EXERCISE OBJECTIVE: Separate out the lines that hold "quibus".

STORED ROWS:
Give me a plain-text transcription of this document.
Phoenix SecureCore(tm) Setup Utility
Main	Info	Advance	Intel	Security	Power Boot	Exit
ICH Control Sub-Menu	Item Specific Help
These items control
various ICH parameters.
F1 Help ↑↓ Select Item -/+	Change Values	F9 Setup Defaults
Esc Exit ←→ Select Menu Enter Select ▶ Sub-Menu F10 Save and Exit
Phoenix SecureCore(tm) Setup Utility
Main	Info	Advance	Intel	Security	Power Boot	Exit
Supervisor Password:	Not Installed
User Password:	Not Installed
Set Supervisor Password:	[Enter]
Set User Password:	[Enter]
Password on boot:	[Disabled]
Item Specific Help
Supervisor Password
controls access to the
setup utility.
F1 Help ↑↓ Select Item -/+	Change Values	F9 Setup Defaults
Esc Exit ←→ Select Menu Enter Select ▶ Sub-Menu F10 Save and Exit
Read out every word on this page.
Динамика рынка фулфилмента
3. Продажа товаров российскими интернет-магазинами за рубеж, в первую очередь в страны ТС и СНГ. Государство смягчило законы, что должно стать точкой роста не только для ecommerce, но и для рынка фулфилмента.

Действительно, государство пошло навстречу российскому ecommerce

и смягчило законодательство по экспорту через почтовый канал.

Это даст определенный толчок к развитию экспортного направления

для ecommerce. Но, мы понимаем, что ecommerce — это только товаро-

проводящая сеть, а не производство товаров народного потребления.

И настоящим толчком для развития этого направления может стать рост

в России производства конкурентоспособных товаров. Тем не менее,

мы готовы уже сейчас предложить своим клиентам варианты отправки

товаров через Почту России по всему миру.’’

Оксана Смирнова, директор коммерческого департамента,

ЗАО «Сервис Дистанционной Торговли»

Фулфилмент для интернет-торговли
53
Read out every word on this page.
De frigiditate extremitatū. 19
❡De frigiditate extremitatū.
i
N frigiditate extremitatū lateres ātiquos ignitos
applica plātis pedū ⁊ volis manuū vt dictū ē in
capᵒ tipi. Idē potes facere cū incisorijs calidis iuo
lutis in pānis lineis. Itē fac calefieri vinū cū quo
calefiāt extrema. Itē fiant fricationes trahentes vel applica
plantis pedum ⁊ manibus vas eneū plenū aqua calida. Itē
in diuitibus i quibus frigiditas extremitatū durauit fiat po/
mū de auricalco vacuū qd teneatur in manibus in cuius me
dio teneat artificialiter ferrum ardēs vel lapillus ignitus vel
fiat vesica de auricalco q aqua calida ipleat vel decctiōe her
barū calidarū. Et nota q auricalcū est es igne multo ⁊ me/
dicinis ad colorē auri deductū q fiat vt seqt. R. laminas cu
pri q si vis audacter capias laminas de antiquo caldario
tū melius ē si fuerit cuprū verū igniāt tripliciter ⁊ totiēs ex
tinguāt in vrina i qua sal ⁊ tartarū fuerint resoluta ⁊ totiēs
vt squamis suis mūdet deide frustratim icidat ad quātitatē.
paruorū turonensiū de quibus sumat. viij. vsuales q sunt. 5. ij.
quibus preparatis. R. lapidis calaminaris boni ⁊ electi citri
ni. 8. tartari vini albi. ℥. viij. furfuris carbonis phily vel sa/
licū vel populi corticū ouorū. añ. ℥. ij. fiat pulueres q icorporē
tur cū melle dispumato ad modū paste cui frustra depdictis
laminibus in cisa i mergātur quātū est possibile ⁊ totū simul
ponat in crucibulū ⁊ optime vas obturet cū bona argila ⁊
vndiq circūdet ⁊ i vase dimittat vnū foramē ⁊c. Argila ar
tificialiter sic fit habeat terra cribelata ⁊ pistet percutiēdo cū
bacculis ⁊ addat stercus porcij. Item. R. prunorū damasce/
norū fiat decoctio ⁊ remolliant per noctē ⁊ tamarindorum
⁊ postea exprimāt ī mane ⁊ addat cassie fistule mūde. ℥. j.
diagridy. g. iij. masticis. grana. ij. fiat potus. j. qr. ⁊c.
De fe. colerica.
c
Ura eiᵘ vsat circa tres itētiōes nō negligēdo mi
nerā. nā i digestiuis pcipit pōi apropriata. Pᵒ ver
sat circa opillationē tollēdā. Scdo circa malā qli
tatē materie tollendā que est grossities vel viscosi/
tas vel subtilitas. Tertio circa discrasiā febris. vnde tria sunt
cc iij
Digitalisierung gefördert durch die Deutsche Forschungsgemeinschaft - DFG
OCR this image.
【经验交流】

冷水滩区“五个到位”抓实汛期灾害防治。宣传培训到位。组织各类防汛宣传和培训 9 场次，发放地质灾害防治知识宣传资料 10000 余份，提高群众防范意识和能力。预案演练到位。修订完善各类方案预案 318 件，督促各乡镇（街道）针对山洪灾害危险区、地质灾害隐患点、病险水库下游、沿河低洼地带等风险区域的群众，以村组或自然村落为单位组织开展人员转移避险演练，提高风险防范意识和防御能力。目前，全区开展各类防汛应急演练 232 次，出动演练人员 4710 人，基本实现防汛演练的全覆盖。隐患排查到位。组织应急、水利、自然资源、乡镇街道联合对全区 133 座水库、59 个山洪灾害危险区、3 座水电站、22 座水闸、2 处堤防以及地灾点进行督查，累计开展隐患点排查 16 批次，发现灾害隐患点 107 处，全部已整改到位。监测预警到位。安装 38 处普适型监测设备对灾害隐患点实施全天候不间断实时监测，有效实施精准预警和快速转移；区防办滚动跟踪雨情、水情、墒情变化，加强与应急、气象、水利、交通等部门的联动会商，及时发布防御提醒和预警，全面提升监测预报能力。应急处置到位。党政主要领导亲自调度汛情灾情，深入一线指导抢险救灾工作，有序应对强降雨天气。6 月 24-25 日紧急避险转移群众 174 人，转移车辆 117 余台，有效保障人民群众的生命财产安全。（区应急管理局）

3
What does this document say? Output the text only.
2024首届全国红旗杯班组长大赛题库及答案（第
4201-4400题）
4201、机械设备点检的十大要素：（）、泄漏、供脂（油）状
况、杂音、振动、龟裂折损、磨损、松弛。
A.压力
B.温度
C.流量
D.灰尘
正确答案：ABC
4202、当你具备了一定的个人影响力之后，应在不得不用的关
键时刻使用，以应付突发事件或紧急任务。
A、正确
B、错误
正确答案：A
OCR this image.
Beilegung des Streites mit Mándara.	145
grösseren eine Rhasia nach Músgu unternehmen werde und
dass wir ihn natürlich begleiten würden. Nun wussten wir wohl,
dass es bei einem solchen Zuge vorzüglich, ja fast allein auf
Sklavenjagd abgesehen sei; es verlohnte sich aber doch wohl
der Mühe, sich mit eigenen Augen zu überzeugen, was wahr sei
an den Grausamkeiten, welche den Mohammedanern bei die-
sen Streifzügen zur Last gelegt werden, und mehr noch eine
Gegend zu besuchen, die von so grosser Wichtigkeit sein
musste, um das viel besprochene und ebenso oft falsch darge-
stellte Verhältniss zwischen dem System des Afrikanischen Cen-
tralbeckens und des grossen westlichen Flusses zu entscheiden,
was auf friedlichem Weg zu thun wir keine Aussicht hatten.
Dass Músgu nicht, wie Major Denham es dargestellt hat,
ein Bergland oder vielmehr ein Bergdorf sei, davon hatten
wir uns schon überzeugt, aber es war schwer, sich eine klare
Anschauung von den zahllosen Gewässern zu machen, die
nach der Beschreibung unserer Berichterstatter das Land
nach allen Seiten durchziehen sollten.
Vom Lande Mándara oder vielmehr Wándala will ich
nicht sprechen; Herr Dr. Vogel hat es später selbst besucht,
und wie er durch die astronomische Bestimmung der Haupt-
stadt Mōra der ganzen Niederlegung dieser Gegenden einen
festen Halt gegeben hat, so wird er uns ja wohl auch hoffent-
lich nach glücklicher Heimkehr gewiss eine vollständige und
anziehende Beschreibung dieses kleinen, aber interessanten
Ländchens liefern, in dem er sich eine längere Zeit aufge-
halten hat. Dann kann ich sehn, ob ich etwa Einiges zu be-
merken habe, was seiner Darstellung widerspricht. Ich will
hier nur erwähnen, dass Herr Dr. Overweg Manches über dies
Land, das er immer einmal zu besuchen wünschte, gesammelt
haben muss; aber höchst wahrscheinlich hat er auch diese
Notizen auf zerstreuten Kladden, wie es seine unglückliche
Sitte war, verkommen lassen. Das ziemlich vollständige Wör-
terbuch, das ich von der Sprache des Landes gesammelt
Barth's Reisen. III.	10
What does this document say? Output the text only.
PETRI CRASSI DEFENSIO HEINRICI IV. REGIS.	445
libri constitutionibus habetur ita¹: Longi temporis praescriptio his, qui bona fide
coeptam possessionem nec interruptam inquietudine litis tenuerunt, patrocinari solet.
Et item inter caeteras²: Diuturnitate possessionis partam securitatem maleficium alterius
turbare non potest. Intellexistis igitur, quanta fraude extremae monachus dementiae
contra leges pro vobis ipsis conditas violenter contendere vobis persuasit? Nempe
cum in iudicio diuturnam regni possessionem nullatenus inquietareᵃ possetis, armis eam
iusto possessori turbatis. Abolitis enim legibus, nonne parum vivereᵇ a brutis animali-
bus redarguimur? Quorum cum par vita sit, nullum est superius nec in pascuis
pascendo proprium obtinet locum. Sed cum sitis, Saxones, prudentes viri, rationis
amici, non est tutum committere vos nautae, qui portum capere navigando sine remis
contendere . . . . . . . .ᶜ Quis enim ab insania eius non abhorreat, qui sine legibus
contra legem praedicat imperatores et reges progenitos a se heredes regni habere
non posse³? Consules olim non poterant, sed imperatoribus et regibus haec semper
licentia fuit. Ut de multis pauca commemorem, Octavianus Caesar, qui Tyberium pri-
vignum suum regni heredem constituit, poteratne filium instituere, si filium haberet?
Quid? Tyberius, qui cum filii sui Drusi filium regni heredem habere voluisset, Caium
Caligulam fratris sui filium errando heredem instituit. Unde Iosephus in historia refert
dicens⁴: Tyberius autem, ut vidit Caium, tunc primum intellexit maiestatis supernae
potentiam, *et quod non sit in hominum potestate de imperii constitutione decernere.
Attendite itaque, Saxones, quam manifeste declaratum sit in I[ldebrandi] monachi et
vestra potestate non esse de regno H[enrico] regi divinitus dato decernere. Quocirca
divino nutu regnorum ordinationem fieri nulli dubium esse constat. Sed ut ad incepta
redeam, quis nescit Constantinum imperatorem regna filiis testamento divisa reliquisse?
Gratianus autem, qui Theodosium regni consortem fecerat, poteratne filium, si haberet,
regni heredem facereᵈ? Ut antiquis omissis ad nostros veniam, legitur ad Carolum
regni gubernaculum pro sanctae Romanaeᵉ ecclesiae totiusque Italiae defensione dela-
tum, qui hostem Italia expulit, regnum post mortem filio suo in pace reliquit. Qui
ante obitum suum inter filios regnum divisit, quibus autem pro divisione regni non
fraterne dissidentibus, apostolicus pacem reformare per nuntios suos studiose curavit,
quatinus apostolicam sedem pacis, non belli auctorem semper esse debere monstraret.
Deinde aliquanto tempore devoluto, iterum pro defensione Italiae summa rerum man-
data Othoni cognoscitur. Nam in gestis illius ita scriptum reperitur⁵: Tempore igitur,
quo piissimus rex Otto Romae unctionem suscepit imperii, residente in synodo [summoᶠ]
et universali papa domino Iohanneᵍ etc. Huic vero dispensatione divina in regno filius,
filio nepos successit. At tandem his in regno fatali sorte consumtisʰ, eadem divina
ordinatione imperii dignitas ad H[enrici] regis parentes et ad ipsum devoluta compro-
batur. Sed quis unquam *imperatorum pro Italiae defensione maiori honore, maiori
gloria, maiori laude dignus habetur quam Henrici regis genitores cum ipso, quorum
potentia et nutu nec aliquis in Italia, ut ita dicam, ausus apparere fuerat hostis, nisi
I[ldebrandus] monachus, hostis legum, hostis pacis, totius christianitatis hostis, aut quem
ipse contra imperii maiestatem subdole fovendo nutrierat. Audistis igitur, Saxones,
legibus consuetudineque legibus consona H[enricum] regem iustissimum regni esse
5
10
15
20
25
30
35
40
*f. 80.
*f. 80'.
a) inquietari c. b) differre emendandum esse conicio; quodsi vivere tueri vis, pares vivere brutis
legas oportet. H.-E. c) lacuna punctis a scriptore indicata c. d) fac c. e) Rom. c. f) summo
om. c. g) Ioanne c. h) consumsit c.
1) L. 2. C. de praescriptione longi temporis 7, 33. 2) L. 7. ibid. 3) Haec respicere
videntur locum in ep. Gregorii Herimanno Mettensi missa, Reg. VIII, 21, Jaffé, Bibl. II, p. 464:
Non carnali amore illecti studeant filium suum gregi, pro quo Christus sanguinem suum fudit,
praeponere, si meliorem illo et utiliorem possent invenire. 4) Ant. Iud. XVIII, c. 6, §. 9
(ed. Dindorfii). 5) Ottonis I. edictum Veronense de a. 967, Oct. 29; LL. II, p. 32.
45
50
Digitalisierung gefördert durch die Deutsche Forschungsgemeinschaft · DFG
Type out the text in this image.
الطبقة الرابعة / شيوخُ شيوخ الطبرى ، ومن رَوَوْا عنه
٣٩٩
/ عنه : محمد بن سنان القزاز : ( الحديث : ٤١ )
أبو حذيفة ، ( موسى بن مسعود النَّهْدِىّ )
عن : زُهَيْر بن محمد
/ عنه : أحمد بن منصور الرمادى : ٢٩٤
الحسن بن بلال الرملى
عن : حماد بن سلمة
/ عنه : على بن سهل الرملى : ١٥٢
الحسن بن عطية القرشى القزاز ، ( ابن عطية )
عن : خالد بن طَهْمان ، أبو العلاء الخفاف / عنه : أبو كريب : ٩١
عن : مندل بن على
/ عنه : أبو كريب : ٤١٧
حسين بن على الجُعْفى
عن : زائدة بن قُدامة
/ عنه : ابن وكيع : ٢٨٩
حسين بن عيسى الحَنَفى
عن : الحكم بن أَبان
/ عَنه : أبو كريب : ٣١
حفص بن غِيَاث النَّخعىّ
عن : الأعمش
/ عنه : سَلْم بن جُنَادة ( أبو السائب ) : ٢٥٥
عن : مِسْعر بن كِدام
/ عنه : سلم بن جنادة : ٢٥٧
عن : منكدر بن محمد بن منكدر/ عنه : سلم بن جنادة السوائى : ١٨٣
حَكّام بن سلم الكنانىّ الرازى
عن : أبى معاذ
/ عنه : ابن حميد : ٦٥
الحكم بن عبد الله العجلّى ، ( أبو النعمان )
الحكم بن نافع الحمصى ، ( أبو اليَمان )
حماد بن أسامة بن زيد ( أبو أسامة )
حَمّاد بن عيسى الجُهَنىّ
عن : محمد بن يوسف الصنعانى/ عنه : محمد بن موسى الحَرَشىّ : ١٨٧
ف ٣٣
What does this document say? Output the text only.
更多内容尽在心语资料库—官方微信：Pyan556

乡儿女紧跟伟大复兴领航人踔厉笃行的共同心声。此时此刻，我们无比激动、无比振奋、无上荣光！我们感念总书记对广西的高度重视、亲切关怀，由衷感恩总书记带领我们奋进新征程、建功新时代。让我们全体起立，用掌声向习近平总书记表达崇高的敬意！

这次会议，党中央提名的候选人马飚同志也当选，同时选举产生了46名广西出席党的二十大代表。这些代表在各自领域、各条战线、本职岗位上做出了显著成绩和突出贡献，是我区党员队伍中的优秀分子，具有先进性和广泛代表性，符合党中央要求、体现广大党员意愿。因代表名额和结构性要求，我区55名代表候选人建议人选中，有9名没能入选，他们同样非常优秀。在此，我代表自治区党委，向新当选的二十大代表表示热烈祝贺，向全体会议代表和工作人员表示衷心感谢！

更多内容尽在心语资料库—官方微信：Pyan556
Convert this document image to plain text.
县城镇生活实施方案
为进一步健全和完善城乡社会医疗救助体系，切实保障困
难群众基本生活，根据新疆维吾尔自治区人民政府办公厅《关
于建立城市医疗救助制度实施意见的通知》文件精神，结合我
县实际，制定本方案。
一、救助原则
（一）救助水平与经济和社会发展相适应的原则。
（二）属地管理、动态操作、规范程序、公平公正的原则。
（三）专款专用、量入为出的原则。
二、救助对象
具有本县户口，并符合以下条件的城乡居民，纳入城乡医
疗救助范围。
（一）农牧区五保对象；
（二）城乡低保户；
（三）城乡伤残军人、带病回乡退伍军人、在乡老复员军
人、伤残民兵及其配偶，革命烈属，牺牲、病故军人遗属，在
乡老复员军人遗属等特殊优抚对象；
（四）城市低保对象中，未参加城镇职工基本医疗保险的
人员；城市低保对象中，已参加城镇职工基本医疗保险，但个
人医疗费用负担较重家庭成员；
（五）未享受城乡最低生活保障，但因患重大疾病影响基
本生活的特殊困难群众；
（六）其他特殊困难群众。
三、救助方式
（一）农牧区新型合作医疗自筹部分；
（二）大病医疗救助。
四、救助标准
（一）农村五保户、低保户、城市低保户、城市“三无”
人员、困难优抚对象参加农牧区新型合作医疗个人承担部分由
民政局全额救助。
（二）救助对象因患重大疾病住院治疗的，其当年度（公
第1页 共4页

EXPECTED ANSWER:
in diuitibus i quibus frigiditas extremitatū durauit fiat po/
paruorū turonensiū de quibus sumat. viij. vsuales q sunt. 5. ij.
quibus preparatis. R. lapidis calaminaris boni ⁊ electi citri
ante obitum suum inter filios regnum divisit, quibus autem pro divisione regni non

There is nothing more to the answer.